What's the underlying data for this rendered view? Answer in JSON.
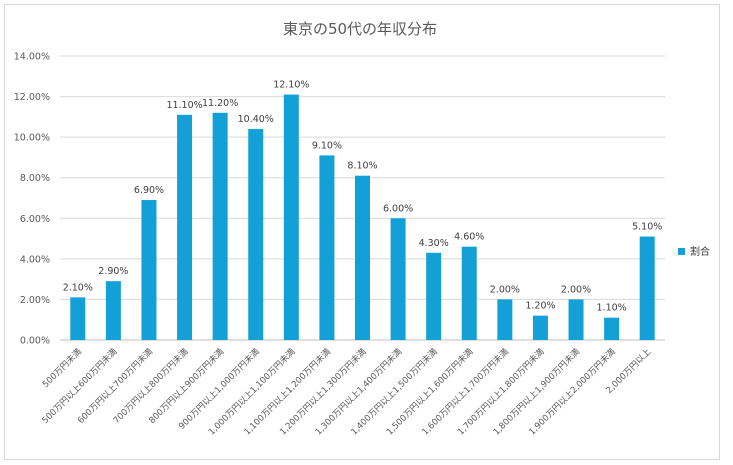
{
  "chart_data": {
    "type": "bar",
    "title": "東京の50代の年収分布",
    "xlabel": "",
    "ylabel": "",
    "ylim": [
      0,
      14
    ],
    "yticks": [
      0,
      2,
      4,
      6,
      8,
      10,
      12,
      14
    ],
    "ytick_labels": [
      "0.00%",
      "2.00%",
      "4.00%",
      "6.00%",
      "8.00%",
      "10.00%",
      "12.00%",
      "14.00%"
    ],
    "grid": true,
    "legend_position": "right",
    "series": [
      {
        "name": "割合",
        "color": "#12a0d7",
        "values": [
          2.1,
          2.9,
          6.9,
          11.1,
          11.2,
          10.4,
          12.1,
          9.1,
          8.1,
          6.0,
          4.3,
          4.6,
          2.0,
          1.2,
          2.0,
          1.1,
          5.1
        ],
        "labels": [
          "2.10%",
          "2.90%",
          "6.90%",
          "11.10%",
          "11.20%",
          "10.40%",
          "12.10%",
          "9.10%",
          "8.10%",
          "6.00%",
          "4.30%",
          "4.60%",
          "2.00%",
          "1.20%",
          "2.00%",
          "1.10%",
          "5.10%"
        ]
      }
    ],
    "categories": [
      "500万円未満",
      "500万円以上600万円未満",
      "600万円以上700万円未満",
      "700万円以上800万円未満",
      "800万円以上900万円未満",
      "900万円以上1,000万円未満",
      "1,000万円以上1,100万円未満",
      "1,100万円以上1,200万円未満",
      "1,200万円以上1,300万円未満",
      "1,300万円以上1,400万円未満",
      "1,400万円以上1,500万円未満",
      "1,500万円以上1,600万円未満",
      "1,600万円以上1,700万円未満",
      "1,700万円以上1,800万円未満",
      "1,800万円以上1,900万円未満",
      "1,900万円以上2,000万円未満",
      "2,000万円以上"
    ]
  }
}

########################################

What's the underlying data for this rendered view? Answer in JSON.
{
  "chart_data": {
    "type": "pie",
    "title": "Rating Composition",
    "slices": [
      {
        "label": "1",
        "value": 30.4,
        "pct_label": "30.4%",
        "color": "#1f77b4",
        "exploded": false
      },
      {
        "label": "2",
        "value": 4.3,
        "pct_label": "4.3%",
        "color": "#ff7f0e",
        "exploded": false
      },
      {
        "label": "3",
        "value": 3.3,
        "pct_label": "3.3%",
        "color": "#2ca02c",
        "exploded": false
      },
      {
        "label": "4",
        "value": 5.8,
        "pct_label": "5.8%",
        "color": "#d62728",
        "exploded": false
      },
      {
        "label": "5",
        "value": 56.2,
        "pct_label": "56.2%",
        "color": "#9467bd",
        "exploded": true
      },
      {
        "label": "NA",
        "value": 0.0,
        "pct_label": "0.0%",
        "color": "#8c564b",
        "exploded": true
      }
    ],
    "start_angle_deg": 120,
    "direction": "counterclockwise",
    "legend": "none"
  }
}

########################################

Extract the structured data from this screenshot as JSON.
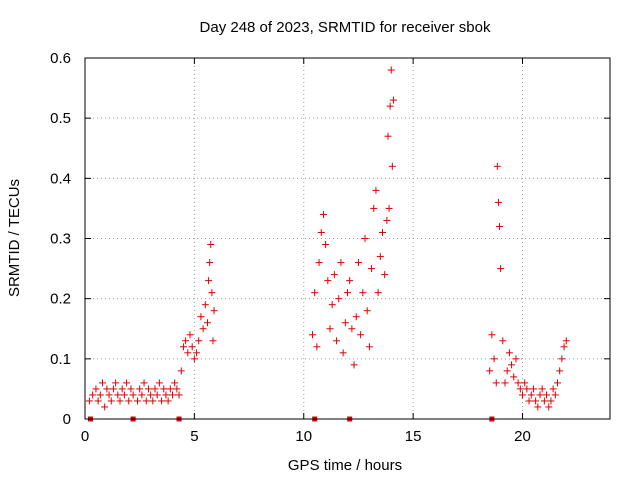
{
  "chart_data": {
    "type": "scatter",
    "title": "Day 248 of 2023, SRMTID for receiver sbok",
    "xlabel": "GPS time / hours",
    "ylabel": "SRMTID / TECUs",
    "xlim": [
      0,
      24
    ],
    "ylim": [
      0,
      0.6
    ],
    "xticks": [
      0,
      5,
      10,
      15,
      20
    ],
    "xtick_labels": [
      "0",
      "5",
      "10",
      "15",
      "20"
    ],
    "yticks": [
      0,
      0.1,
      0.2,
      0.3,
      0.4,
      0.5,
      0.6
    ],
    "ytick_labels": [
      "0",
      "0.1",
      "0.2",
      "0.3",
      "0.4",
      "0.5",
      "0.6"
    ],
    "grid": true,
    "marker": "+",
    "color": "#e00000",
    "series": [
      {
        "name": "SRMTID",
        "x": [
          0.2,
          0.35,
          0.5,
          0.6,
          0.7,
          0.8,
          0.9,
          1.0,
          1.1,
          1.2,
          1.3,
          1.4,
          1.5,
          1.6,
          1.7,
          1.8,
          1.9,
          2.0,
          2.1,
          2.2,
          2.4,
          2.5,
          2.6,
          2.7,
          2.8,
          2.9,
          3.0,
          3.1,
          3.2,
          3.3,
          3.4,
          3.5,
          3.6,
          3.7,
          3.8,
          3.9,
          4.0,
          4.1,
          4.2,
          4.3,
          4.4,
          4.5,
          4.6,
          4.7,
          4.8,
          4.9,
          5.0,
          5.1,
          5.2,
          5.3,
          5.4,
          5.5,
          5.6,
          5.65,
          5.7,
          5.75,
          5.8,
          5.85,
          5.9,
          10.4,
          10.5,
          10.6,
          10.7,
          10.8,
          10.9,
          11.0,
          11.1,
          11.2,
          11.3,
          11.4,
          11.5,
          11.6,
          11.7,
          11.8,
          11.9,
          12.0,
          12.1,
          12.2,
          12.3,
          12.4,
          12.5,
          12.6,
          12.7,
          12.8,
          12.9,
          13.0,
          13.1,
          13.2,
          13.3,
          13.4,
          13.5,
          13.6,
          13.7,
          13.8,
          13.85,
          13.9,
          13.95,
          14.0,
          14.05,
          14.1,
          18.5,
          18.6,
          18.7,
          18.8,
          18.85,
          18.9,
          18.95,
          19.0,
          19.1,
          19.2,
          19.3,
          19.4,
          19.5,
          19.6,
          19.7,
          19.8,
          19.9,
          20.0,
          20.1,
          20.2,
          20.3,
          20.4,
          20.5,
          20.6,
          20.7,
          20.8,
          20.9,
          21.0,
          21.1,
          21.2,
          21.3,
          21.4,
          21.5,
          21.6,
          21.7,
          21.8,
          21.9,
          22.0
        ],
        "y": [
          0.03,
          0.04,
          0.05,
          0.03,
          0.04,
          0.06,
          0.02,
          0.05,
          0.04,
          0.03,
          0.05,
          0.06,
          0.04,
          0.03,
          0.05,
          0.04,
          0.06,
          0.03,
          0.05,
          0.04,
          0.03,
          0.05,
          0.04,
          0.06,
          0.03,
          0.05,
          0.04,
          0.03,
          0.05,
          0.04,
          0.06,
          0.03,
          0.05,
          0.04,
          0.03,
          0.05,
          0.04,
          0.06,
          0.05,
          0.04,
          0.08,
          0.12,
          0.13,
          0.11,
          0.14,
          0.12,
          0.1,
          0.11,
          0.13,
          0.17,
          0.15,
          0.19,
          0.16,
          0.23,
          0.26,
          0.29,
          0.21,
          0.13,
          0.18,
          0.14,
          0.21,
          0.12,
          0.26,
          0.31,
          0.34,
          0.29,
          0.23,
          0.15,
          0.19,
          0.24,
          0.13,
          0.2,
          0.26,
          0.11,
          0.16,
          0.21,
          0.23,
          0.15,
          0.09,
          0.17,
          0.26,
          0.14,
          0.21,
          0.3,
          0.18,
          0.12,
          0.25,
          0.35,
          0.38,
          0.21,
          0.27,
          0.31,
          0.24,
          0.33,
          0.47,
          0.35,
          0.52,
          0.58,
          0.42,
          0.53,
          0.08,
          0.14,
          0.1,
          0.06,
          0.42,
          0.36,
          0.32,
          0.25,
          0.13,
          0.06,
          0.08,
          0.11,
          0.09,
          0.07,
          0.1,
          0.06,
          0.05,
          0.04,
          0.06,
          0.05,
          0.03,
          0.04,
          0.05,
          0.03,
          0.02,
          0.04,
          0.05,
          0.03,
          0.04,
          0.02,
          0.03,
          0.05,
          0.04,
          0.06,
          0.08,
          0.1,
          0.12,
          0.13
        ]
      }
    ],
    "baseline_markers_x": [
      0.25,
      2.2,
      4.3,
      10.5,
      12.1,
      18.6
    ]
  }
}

########################################

» Stated exercise:
List every line above that contains the word "SRMTID".

» Output for this task:
    "title": "Day 248 of 2023, SRMTID for receiver sbok",
    "ylabel": "SRMTID / TECUs",
        "name": "SRMTID",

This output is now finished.